*** Material shown

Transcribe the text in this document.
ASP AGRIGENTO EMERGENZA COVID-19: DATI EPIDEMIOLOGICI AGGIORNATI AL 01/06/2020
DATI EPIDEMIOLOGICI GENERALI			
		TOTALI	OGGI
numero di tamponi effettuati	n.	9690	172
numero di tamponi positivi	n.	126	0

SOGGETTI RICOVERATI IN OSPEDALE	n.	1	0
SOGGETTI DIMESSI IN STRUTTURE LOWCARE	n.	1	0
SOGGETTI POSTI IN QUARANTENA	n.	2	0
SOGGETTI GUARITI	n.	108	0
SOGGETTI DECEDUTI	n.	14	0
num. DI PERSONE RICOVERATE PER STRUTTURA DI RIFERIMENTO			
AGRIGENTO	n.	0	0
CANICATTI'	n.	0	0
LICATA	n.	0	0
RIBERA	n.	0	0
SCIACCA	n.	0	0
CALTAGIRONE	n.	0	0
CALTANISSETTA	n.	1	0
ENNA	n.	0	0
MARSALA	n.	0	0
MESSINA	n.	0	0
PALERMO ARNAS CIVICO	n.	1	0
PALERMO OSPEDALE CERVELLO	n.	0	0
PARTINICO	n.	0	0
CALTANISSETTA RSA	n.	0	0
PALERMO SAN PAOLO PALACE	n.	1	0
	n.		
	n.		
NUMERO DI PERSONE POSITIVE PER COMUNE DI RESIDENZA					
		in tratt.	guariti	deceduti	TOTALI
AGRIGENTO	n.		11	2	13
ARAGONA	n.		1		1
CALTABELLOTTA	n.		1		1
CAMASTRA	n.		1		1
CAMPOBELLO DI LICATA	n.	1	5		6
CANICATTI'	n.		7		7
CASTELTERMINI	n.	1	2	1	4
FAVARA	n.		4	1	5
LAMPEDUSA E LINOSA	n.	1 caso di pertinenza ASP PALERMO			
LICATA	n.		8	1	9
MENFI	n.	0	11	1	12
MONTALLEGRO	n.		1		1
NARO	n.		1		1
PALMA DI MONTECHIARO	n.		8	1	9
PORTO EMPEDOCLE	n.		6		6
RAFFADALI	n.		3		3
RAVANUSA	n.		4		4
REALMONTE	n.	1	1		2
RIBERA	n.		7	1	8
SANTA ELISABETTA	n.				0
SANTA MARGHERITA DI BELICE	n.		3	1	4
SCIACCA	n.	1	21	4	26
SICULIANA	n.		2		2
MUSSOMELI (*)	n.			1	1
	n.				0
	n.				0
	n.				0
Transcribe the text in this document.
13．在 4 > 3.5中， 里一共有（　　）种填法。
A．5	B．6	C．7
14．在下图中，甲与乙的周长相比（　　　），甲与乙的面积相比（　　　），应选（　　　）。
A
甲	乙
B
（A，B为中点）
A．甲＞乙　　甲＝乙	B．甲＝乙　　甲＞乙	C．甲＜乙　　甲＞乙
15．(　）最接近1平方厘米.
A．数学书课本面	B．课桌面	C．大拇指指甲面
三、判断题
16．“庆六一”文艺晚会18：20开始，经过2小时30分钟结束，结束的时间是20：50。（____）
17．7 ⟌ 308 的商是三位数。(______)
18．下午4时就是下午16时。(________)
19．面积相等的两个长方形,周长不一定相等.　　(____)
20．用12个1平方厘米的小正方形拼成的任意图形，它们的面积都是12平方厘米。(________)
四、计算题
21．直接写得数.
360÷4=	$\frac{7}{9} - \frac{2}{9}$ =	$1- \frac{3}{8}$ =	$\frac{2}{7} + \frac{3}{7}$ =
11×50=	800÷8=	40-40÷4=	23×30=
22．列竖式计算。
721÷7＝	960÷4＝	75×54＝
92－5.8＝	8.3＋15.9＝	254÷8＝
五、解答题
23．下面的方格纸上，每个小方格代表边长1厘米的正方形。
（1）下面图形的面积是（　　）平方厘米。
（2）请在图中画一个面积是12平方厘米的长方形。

******

Print back all the lines verbatim.

Transcribe the text in this document.
ASP AGRIGENTO EMERGENZA COVID-19: DATI EPIDEMIOLOGICI AGGIORNATI AL 01/06/2020
DATI EPIDEMIOLOGICI GENERALI			
		TOTALI	OGGI
numero di tamponi effettuati	n.	9690	172
numero di tamponi positivi	n.	126	0

SOGGETTI RICOVERATI IN OSPEDALE	n.	1	0
SOGGETTI DIMESSI IN STRUTTURE LOWCARE	n.	1	0
SOGGETTI POSTI IN QUARANTENA	n.	2	0
SOGGETTI GUARITI	n.	108	0
SOGGETTI DECEDUTI	n.	14	0
num. DI PERSONE RICOVERATE PER STRUTTURA DI RIFERIMENTO			
AGRIGENTO	n.	0	0
CANICATTI'	n.	0	0
LICATA	n.	0	0
RIBERA	n.	0	0
SCIACCA	n.	0	0
CALTAGIRONE	n.	0	0
CALTANISSETTA	n.	1	0
ENNA	n.	0	0
MARSALA	n.	0	0
MESSINA	n.	0	0
PALERMO ARNAS CIVICO	n.	1	0
PALERMO OSPEDALE CERVELLO	n.	0	0
PARTINICO	n.	0	0
CALTANISSETTA RSA	n.	0	0
PALERMO SAN PAOLO PALACE	n.	1	0
	n.		
	n.		
NUMERO DI PERSONE POSITIVE PER COMUNE DI RESIDENZA					
		in tratt.	guariti	deceduti	TOTALI
AGRIGENTO	n.		11	2	13
ARAGONA	n.		1		1
CALTABELLOTTA	n.		1		1
CAMASTRA	n.		1		1
CAMPOBELLO DI LICATA	n.	1	5		6
CANICATTI'	n.		7		7
CASTELTERMINI	n.	1	2	1	4
FAVARA	n.		4	1	5
LAMPEDUSA E LINOSA	n.	1 caso di pertinenza ASP PALERMO			
LICATA	n.		8	1	9
MENFI	n.	0	11	1	12
MONTALLEGRO	n.		1		1
NARO	n.		1		1
PALMA DI MONTECHIARO	n.		8	1	9
PORTO EMPEDOCLE	n.		6		6
RAFFADALI	n.		3		3
RAVANUSA	n.		4		4
REALMONTE	n.	1	1		2
RIBERA	n.		7	1	8
SANTA ELISABETTA	n.				0
SANTA MARGHERITA DI BELICE	n.		3	1	4
SCIACCA	n.	1	21	4	26
SICULIANA	n.		2		2
MUSSOMELI (*)	n.			1	1
	n.				0
	n.				0
	n.				0
Transcribe the text in this document.
13．在 4 > 3.5中， 里一共有（　　）种填法。
A．5	B．6	C．7
14．在下图中，甲与乙的周长相比（　　　），甲与乙的面积相比（　　　），应选（　　　）。
A
甲	乙
B
（A，B为中点）
A．甲＞乙　　甲＝乙	B．甲＝乙　　甲＞乙	C．甲＜乙　　甲＞乙
15．(　）最接近1平方厘米.
A．数学书课本面	B．课桌面	C．大拇指指甲面
三、判断题
16．“庆六一”文艺晚会18：20开始，经过2小时30分钟结束，结束的时间是20：50。（____）
17．7 ⟌ 308 的商是三位数。(______)
18．下午4时就是下午16时。(________)
19．面积相等的两个长方形,周长不一定相等.　　(____)
20．用12个1平方厘米的小正方形拼成的任意图形，它们的面积都是12平方厘米。(________)
四、计算题
21．直接写得数.
360÷4=	$\frac{7}{9} - \frac{2}{9}$ =	$1- \frac{3}{8}$ =	$\frac{2}{7} + \frac{3}{7}$ =
11×50=	800÷8=	40-40÷4=	23×30=
22．列竖式计算。
721÷7＝	960÷4＝	75×54＝
92－5.8＝	8.3＋15.9＝	254÷8＝
五、解答题
23．下面的方格纸上，每个小方格代表边长1厘米的正方形。
（1）下面图形的面积是（　　）平方厘米。
（2）请在图中画一个面积是12平方厘米的长方形。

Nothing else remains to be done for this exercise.